◆ Your task ◆
Reproduce this listing in full.

• • • • •

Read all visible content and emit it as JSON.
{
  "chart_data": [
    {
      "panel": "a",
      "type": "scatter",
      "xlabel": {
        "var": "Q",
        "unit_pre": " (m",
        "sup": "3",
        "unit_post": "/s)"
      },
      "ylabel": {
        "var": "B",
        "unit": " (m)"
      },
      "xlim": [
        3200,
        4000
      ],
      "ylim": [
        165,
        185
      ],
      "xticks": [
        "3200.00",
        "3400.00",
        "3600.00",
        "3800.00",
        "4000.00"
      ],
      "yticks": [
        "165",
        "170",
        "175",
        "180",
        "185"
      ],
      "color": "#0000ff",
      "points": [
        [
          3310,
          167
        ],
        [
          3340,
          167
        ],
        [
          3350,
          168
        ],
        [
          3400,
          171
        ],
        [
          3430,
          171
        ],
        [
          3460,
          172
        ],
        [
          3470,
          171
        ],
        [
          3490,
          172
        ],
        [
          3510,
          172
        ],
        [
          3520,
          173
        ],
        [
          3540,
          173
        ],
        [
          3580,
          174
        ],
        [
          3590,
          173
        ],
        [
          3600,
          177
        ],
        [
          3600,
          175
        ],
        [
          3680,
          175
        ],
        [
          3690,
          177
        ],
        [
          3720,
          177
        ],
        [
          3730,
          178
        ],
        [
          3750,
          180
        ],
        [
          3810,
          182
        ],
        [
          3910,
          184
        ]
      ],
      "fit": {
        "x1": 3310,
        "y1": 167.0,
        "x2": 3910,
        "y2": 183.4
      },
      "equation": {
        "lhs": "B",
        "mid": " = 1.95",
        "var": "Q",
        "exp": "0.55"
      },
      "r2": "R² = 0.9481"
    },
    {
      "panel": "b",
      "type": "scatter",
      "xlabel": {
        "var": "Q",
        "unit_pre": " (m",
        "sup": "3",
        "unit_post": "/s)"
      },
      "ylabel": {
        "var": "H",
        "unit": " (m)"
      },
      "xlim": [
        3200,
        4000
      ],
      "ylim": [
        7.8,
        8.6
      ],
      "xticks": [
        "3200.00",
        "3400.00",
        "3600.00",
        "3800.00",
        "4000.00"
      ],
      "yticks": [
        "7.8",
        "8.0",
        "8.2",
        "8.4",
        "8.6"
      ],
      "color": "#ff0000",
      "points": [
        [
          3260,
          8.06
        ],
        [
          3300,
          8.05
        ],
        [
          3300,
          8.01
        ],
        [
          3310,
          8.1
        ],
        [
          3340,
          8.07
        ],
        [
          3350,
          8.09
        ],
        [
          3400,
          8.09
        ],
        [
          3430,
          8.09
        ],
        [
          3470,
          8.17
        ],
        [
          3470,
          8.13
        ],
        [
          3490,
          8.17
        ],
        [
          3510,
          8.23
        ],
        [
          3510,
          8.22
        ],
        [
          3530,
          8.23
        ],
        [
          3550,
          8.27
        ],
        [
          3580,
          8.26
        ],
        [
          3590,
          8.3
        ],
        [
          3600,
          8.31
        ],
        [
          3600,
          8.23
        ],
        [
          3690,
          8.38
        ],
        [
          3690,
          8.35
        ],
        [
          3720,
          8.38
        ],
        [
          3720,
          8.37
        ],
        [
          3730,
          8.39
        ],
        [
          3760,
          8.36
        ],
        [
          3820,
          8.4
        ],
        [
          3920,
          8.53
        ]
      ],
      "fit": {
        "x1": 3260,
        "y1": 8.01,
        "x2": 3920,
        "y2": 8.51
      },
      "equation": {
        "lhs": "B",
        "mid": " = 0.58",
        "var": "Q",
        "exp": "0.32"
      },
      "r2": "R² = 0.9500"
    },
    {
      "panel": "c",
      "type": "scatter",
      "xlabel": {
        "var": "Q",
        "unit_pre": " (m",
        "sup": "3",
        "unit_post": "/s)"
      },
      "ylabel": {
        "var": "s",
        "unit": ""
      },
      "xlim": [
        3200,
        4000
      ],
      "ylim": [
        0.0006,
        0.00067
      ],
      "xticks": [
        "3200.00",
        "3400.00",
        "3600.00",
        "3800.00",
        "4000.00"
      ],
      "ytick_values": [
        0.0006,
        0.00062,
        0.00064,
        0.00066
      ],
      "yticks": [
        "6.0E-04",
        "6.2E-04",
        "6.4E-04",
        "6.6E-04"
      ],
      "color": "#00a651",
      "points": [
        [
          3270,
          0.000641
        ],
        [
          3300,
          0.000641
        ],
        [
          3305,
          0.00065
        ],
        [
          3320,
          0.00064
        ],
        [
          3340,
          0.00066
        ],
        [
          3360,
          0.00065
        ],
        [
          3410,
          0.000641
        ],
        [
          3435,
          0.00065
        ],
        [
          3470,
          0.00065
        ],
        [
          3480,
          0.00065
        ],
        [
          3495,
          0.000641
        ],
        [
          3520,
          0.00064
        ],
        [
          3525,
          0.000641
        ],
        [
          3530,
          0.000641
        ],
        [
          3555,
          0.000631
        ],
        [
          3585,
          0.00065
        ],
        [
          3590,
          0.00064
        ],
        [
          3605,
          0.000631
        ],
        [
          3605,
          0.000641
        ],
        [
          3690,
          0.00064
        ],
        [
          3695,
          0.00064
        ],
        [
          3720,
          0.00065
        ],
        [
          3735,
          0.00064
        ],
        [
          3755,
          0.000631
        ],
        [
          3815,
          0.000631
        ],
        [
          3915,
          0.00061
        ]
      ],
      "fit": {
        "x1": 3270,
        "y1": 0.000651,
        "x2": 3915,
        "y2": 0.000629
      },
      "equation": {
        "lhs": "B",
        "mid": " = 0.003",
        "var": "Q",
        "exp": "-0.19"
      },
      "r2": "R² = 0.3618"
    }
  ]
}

• • • • •

◆ Exercise answer ◆
Read all visible content and emit it as JSON.
{
  "chart_data": [
    {
      "panel": "a",
      "type": "scatter",
      "xlabel": {
        "var": "Q",
        "unit_pre": " (m",
        "sup": "3",
        "unit_post": "/s)"
      },
      "ylabel": {
        "var": "B",
        "unit": " (m)"
      },
      "xlim": [
        3200,
        4000
      ],
      "ylim": [
        165,
        185
      ],
      "xticks": [
        "3200.00",
        "3400.00",
        "3600.00",
        "3800.00",
        "4000.00"
      ],
      "yticks": [
        "165",
        "170",
        "175",
        "180",
        "185"
      ],
      "color": "#0000ff",
      "points": [
        [
          3310,
          167
        ],
        [
          3340,
          167
        ],
        [
          3350,
          168
        ],
        [
          3400,
          171
        ],
        [
          3430,
          171
        ],
        [
          3460,
          172
        ],
        [
          3470,
          171
        ],
        [
          3490,
          172
        ],
        [
          3510,
          172
        ],
        [
          3520,
          173
        ],
        [
          3540,
          173
        ],
        [
          3580,
          174
        ],
        [
          3590,
          173
        ],
        [
          3600,
          177
        ],
        [
          3600,
          175
        ],
        [
          3680,
          175
        ],
        [
          3690,
          177
        ],
        [
          3720,
          177
        ],
        [
          3730,
          178
        ],
        [
          3750,
          180
        ],
        [
          3810,
          182
        ],
        [
          3910,
          184
        ]
      ],
      "fit": {
        "x1": 3310,
        "y1": 167.0,
        "x2": 3910,
        "y2": 183.4
      },
      "equation": {
        "lhs": "B",
        "mid": " = 1.95",
        "var": "Q",
        "exp": "0.55"
      },
      "r2": "R² = 0.9481"
    },
    {
      "panel": "b",
      "type": "scatter",
      "xlabel": {
        "var": "Q",
        "unit_pre": " (m",
        "sup": "3",
        "unit_post": "/s)"
      },
      "ylabel": {
        "var": "H",
        "unit": " (m)"
      },
      "xlim": [
        3200,
        4000
      ],
      "ylim": [
        7.8,
        8.6
      ],
      "xticks": [
        "3200.00",
        "3400.00",
        "3600.00",
        "3800.00",
        "4000.00"
      ],
      "yticks": [
        "7.8",
        "8.0",
        "8.2",
        "8.4",
        "8.6"
      ],
      "color": "#ff0000",
      "points": [
        [
          3260,
          8.06
        ],
        [
          3300,
          8.05
        ],
        [
          3300,
          8.01
        ],
        [
          3310,
          8.1
        ],
        [
          3340,
          8.07
        ],
        [
          3350,
          8.09
        ],
        [
          3400,
          8.09
        ],
        [
          3430,
          8.09
        ],
        [
          3470,
          8.17
        ],
        [
          3470,
          8.13
        ],
        [
          3490,
          8.17
        ],
        [
          3510,
          8.23
        ],
        [
          3510,
          8.22
        ],
        [
          3530,
          8.23
        ],
        [
          3550,
          8.27
        ],
        [
          3580,
          8.26
        ],
        [
          3590,
          8.3
        ],
        [
          3600,
          8.31
        ],
        [
          3600,
          8.23
        ],
        [
          3690,
          8.38
        ],
        [
          3690,
          8.35
        ],
        [
          3720,
          8.38
        ],
        [
          3720,
          8.37
        ],
        [
          3730,
          8.39
        ],
        [
          3760,
          8.36
        ],
        [
          3820,
          8.4
        ],
        [
          3920,
          8.53
        ]
      ],
      "fit": {
        "x1": 3260,
        "y1": 8.01,
        "x2": 3920,
        "y2": 8.51
      },
      "equation": {
        "lhs": "B",
        "mid": " = 0.58",
        "var": "Q",
        "exp": "0.32"
      },
      "r2": "R² = 0.9500"
    },
    {
      "panel": "c",
      "type": "scatter",
      "xlabel": {
        "var": "Q",
        "unit_pre": " (m",
        "sup": "3",
        "unit_post": "/s)"
      },
      "ylabel": {
        "var": "s",
        "unit": ""
      },
      "xlim": [
        3200,
        4000
      ],
      "ylim": [
        0.0006,
        0.00067
      ],
      "xticks": [
        "3200.00",
        "3400.00",
        "3600.00",
        "3800.00",
        "4000.00"
      ],
      "ytick_values": [
        0.0006,
        0.00062,
        0.00064,
        0.00066
      ],
      "yticks": [
        "6.0E-04",
        "6.2E-04",
        "6.4E-04",
        "6.6E-04"
      ],
      "color": "#00a651",
      "points": [
        [
          3270,
          0.000641
        ],
        [
          3300,
          0.000641
        ],
        [
          3305,
          0.00065
        ],
        [
          3320,
          0.00064
        ],
        [
          3340,
          0.00066
        ],
        [
          3360,
          0.00065
        ],
        [
          3410,
          0.000641
        ],
        [
          3435,
          0.00065
        ],
        [
          3470,
          0.00065
        ],
        [
          3480,
          0.00065
        ],
        [
          3495,
          0.000641
        ],
        [
          3520,
          0.00064
        ],
        [
          3525,
          0.000641
        ],
        [
          3530,
          0.000641
        ],
        [
          3555,
          0.000631
        ],
        [
          3585,
          0.00065
        ],
        [
          3590,
          0.00064
        ],
        [
          3605,
          0.000631
        ],
        [
          3605,
          0.000641
        ],
        [
          3690,
          0.00064
        ],
        [
          3695,
          0.00064
        ],
        [
          3720,
          0.00065
        ],
        [
          3735,
          0.00064
        ],
        [
          3755,
          0.000631
        ],
        [
          3815,
          0.000631
        ],
        [
          3915,
          0.00061
        ]
      ],
      "fit": {
        "x1": 3270,
        "y1": 0.000651,
        "x2": 3915,
        "y2": 0.000629
      },
      "equation": {
        "lhs": "B",
        "mid": " = 0.003",
        "var": "Q",
        "exp": "-0.19"
      },
      "r2": "R² = 0.3618"
    }
  ]
}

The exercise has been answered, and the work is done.